>> BEGIN Provided information

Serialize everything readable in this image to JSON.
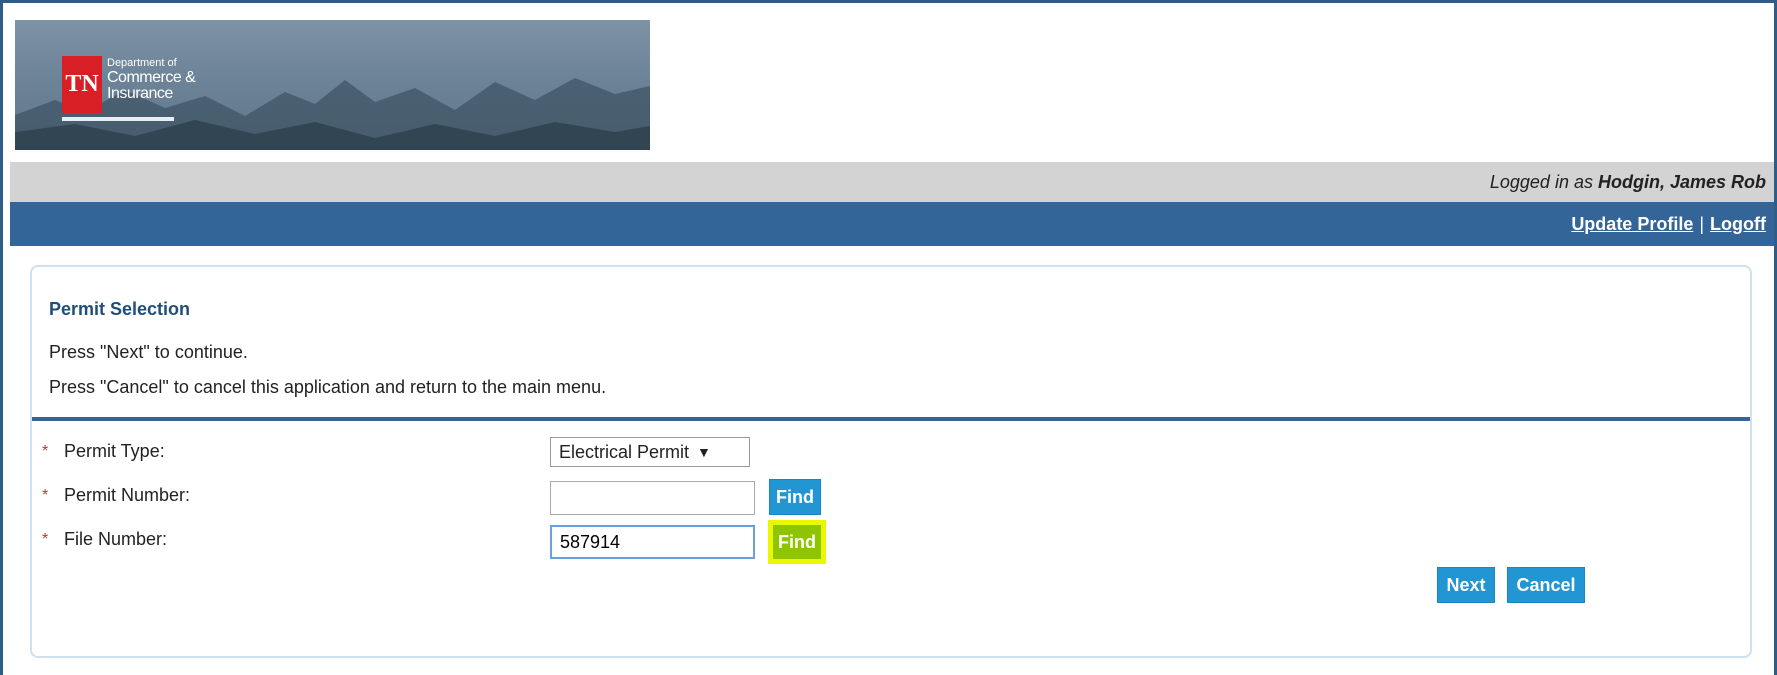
{
  "branding": {
    "logo_mark": "TN",
    "dept_line1": "Department of",
    "dept_line2": "Commerce &",
    "dept_line3": "Insurance"
  },
  "user_bar": {
    "prefix": "Logged in as",
    "user_name": "Hodgin, James Rob"
  },
  "nav": {
    "update_profile": "Update Profile",
    "separator": "|",
    "logoff": "Logoff"
  },
  "panel": {
    "title": "Permit Selection",
    "instruction1": "Press \"Next\" to continue.",
    "instruction2": "Press \"Cancel\" to cancel this application and return to the main menu."
  },
  "form": {
    "required_marker": "*",
    "permit_type": {
      "label": "Permit Type:",
      "value": "Electrical Permit",
      "arrow": "▼"
    },
    "permit_number": {
      "label": "Permit Number:",
      "value": "",
      "find_label": "Find"
    },
    "file_number": {
      "label": "File Number:",
      "value": "587914",
      "find_label": "Find"
    }
  },
  "actions": {
    "next": "Next",
    "cancel": "Cancel"
  },
  "colors": {
    "nav_blue": "#336599",
    "button_blue": "#2196d3",
    "highlight_yellow": "#e9f700",
    "required_red": "#c0392b"
  }
}
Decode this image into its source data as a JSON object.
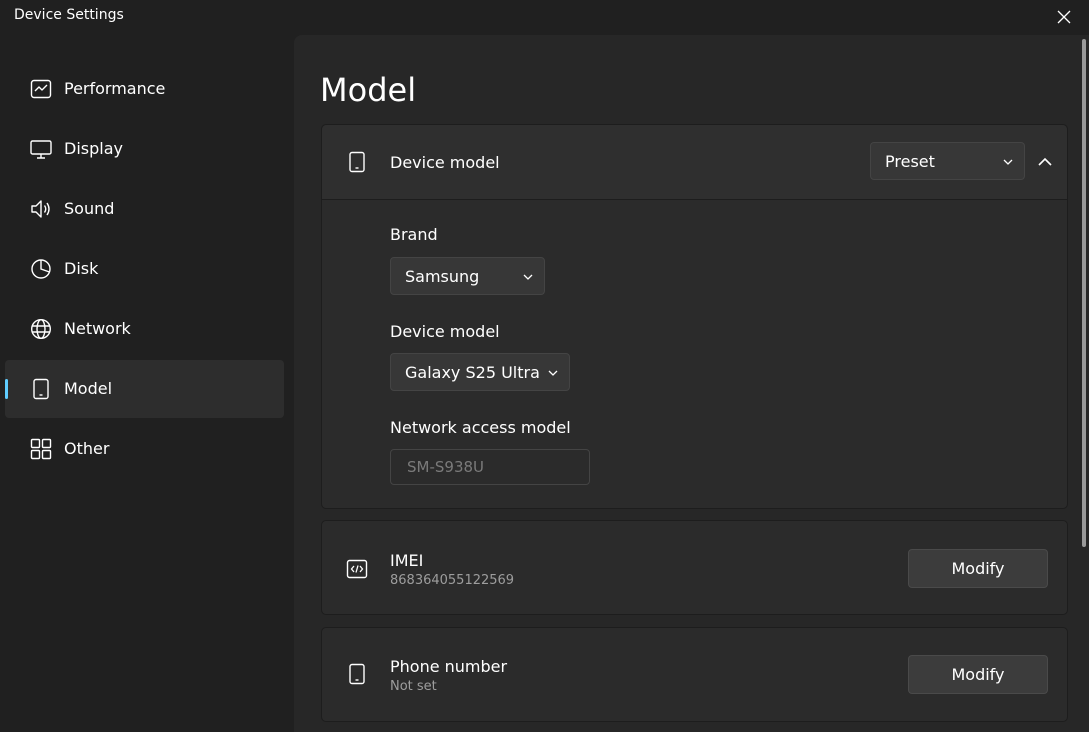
{
  "window": {
    "title": "Device Settings"
  },
  "sidebar": {
    "items": [
      {
        "label": "Performance",
        "icon": "performance-chart-icon"
      },
      {
        "label": "Display",
        "icon": "monitor-icon"
      },
      {
        "label": "Sound",
        "icon": "speaker-icon"
      },
      {
        "label": "Disk",
        "icon": "pie-chart-icon"
      },
      {
        "label": "Network",
        "icon": "globe-icon"
      },
      {
        "label": "Model",
        "icon": "tablet-icon",
        "active": true
      },
      {
        "label": "Other",
        "icon": "grid-icon"
      }
    ]
  },
  "page": {
    "title": "Model"
  },
  "device_model_card": {
    "title": "Device model",
    "mode_dropdown": {
      "selected": "Preset"
    },
    "brand": {
      "label": "Brand",
      "selected": "Samsung"
    },
    "device_model": {
      "label": "Device model",
      "selected": "Galaxy S25 Ultra"
    },
    "network_access_model": {
      "label": "Network access model",
      "placeholder": "SM-S938U"
    }
  },
  "imei_card": {
    "title": "IMEI",
    "value": "868364055122569",
    "button": "Modify"
  },
  "phone_card": {
    "title": "Phone number",
    "value": "Not set",
    "button": "Modify"
  },
  "colors": {
    "accent": "#60cdff",
    "background": "#202020",
    "content": "#272727",
    "card": "#2b2b2b"
  }
}
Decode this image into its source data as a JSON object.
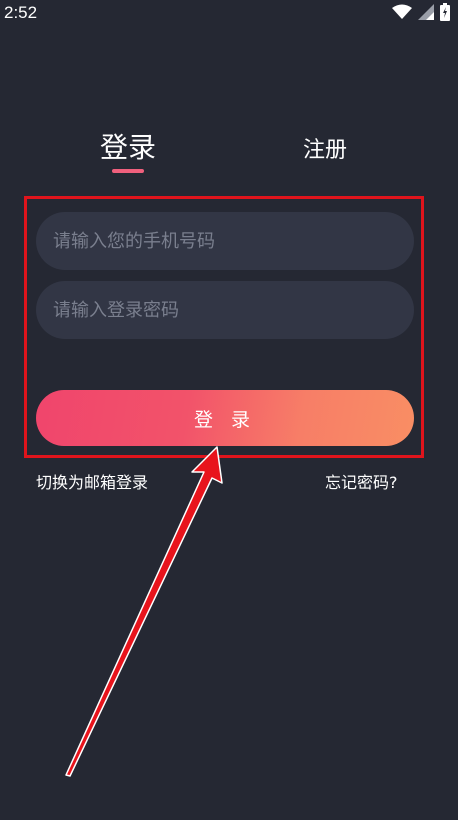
{
  "status_bar": {
    "time": "2:52",
    "icons": [
      "wifi-icon",
      "signal-icon",
      "battery-icon"
    ]
  },
  "tabs": {
    "login": "登录",
    "register": "注册",
    "active": "login"
  },
  "form": {
    "phone_placeholder": "请输入您的手机号码",
    "password_placeholder": "请输入登录密码",
    "submit_label": "登 录"
  },
  "links": {
    "switch_email": "切换为邮箱登录",
    "forgot_password": "忘记密码?"
  },
  "colors": {
    "background": "#252833",
    "input_bg": "#323645",
    "accent": "#f0607d",
    "gradient_start": "#f0456c",
    "gradient_end": "#f98e64",
    "annotation": "#e0141c"
  }
}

>> END Provided information

> _Goal_
Reproduce each line of the entries in which the word "value" is found.

> _Completed exercise_
      "value": "Electrical Permit",
      "value": "",
      "value": "587914",
    "value": "868364055122569",
    "value": "Not set",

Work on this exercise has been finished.